■ **What to work on**:
Note each line of the listing that contains the string "this", and copy it.

-- Begin Input rows --

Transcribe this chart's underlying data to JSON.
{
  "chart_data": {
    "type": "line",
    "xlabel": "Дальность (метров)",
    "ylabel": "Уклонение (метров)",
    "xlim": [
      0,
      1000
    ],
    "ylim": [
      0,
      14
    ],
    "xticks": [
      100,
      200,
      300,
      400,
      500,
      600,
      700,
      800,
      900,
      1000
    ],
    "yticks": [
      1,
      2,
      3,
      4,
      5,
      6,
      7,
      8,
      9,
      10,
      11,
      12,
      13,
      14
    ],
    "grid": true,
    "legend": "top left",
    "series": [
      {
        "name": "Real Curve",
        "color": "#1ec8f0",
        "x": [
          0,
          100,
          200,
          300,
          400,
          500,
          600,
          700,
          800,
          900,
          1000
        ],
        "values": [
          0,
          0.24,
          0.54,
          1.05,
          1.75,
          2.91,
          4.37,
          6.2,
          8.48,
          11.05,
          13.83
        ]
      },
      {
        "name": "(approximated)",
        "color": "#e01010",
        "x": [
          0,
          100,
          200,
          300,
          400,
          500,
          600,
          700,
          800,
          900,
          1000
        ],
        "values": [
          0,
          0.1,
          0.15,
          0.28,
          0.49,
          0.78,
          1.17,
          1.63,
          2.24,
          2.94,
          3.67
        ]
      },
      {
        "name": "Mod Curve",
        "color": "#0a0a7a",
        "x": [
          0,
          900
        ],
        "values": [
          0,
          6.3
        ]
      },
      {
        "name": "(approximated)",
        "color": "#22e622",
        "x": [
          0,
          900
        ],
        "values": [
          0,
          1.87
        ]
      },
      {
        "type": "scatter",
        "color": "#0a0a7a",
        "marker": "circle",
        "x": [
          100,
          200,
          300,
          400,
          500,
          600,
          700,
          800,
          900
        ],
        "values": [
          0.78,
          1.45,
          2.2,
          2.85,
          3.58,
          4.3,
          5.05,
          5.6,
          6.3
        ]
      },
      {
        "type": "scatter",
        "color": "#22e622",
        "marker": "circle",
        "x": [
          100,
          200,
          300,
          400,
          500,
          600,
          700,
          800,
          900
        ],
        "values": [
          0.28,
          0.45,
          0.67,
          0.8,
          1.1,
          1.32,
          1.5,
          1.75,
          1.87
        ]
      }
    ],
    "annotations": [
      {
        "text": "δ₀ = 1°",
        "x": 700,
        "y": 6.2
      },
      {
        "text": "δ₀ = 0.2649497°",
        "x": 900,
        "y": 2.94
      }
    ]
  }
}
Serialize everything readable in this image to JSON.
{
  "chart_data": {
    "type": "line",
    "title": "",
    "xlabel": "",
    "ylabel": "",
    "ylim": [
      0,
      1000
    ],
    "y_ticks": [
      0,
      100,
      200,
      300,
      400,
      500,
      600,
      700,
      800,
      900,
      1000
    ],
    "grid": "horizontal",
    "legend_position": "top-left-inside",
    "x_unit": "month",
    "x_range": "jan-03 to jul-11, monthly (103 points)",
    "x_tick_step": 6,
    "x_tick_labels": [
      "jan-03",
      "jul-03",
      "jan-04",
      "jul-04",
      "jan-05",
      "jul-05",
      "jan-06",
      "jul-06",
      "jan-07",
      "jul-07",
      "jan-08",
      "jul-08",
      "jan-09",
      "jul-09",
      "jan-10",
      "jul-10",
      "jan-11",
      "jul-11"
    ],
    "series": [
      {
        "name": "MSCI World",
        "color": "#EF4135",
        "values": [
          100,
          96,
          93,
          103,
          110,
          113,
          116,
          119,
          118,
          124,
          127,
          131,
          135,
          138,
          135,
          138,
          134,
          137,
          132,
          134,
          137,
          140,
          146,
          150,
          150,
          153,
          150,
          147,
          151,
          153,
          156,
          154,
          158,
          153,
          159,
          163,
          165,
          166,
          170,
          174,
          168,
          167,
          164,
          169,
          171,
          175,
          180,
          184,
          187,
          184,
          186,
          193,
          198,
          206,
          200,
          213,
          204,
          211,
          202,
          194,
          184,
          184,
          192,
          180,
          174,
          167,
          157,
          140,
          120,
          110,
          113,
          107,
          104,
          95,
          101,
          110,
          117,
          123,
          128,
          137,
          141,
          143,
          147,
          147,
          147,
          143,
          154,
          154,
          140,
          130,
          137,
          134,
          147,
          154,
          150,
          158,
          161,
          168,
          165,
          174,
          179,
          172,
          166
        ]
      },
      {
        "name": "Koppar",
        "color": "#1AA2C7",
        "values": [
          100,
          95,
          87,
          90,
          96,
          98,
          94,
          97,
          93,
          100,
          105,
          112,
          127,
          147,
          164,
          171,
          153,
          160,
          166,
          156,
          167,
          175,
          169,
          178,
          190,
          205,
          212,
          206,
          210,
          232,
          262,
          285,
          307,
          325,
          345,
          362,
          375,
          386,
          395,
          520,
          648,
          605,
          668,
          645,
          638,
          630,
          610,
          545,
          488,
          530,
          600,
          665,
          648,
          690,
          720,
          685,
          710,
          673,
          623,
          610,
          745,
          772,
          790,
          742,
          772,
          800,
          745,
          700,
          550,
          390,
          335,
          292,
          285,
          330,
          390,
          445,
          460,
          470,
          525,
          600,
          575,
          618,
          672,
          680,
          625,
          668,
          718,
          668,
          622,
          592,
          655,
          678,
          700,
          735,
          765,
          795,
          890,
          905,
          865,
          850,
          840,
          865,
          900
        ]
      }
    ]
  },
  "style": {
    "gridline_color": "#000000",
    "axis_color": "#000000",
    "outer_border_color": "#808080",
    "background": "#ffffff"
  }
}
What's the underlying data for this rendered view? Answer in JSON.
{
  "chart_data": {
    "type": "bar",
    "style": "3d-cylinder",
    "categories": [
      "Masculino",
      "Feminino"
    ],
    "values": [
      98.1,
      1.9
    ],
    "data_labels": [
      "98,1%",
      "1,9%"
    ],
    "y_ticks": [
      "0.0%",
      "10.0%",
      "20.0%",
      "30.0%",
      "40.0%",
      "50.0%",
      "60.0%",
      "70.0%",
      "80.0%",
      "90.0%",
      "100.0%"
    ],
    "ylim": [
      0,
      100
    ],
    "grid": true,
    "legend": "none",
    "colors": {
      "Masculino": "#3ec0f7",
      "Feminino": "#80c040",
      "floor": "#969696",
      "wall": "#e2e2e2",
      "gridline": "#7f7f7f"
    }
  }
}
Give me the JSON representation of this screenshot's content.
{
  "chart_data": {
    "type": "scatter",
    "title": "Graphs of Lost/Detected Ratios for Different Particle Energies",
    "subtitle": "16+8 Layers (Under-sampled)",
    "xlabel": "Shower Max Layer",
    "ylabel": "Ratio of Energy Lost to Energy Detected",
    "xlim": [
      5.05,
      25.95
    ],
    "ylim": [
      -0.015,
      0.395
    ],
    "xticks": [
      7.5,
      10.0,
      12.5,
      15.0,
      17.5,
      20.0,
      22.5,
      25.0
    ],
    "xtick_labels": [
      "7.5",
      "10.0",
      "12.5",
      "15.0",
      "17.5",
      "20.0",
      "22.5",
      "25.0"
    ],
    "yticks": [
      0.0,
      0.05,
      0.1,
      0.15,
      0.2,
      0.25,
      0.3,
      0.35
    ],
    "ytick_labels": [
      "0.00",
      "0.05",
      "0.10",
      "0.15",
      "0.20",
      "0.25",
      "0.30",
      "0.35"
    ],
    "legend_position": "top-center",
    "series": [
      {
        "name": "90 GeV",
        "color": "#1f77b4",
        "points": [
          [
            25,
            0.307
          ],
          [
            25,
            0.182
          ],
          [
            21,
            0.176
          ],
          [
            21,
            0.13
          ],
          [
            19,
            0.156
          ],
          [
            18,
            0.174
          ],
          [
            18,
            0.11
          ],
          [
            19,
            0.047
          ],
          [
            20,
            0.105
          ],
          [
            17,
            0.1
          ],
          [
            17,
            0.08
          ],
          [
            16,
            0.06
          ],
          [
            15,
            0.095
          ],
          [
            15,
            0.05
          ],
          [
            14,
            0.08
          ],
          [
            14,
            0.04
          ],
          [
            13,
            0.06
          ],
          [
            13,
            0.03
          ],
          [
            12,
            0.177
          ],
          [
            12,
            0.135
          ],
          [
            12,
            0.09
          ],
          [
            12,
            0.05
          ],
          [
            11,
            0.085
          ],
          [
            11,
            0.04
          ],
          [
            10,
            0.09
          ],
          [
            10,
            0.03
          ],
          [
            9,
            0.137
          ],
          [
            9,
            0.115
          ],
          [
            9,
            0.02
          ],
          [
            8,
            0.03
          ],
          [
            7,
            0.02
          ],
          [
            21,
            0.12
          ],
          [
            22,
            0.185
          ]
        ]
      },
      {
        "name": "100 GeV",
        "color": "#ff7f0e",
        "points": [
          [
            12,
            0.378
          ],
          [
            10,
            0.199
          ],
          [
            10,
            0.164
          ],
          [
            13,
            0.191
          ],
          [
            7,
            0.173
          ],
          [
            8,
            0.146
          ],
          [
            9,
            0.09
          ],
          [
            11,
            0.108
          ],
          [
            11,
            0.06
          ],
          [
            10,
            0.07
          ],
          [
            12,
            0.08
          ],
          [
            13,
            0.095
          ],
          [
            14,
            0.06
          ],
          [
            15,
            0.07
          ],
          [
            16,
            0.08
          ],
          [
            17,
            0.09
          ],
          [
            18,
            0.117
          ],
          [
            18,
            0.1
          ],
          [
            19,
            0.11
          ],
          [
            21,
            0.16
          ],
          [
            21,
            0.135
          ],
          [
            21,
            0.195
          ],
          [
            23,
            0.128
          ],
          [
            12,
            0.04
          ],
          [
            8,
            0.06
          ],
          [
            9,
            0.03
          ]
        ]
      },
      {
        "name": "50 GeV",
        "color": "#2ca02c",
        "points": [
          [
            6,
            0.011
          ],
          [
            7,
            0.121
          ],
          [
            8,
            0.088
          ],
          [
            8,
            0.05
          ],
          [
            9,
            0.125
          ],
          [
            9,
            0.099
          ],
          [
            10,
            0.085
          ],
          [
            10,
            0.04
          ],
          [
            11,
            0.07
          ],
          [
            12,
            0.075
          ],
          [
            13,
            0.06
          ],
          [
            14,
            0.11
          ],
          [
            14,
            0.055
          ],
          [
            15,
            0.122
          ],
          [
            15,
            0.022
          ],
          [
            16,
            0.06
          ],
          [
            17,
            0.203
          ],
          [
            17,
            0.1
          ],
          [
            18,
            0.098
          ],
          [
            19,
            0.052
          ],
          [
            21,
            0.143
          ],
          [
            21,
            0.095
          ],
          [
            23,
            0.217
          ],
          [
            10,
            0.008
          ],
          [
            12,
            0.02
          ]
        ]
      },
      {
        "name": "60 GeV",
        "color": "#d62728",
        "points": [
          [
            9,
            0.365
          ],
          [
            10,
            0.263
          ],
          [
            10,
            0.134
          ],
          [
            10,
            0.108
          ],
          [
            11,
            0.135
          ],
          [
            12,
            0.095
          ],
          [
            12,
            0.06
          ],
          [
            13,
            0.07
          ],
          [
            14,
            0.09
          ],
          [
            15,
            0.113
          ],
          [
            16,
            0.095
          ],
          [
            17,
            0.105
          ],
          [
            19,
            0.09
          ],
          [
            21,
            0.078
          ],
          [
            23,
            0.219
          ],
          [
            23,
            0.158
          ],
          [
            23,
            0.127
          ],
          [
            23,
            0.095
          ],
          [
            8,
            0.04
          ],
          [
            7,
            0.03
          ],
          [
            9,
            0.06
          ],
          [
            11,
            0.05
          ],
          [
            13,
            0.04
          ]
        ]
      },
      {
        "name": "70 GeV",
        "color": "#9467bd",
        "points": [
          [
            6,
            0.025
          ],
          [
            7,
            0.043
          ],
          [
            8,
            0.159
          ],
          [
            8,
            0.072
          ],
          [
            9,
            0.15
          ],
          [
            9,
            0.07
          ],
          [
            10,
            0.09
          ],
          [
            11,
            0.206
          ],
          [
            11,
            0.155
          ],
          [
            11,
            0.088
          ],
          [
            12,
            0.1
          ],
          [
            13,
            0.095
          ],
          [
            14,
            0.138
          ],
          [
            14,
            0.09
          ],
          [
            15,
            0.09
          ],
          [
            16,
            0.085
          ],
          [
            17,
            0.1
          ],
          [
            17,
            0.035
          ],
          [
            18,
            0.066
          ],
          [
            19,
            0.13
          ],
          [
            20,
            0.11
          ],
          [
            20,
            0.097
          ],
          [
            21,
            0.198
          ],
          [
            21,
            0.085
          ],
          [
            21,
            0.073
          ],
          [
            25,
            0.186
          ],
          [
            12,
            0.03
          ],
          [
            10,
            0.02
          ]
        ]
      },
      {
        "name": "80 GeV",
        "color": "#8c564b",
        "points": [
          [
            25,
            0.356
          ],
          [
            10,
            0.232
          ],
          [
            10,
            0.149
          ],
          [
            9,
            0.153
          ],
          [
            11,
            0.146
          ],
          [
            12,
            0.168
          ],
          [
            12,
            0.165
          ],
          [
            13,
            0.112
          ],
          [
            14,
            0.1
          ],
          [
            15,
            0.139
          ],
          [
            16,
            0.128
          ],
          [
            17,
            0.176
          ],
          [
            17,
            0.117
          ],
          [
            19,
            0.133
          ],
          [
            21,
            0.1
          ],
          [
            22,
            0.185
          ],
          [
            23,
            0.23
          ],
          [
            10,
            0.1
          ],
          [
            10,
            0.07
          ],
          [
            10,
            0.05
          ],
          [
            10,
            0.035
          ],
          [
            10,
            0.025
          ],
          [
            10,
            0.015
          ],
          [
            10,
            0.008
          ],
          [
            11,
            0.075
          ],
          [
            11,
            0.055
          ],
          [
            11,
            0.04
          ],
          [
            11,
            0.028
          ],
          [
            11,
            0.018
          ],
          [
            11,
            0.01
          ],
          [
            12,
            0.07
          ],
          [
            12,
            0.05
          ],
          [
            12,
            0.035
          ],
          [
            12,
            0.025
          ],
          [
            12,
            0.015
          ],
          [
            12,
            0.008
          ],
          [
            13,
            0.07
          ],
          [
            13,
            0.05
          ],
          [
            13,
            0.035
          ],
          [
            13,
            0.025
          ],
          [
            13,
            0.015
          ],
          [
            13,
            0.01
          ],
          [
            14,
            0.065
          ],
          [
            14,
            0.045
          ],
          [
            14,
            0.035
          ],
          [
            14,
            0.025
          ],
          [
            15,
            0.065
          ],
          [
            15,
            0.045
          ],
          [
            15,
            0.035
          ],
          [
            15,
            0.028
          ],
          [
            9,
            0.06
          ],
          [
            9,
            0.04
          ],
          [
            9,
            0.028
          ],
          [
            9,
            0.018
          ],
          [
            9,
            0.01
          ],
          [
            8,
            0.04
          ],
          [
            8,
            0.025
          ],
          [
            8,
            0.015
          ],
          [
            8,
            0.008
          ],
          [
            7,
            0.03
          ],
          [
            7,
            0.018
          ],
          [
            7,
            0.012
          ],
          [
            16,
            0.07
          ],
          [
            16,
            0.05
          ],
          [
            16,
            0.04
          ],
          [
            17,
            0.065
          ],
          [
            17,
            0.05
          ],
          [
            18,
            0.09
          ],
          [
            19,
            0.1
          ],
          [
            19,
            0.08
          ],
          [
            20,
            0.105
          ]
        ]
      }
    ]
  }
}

-- End Input rows --

■ **Result**:
Transcribe this chart's underlying data to JSON.
Serialize everything readable in this image to JSON.
What's the underlying data for this rendered view? Answer in JSON.
Give me the JSON representation of this screenshot's content.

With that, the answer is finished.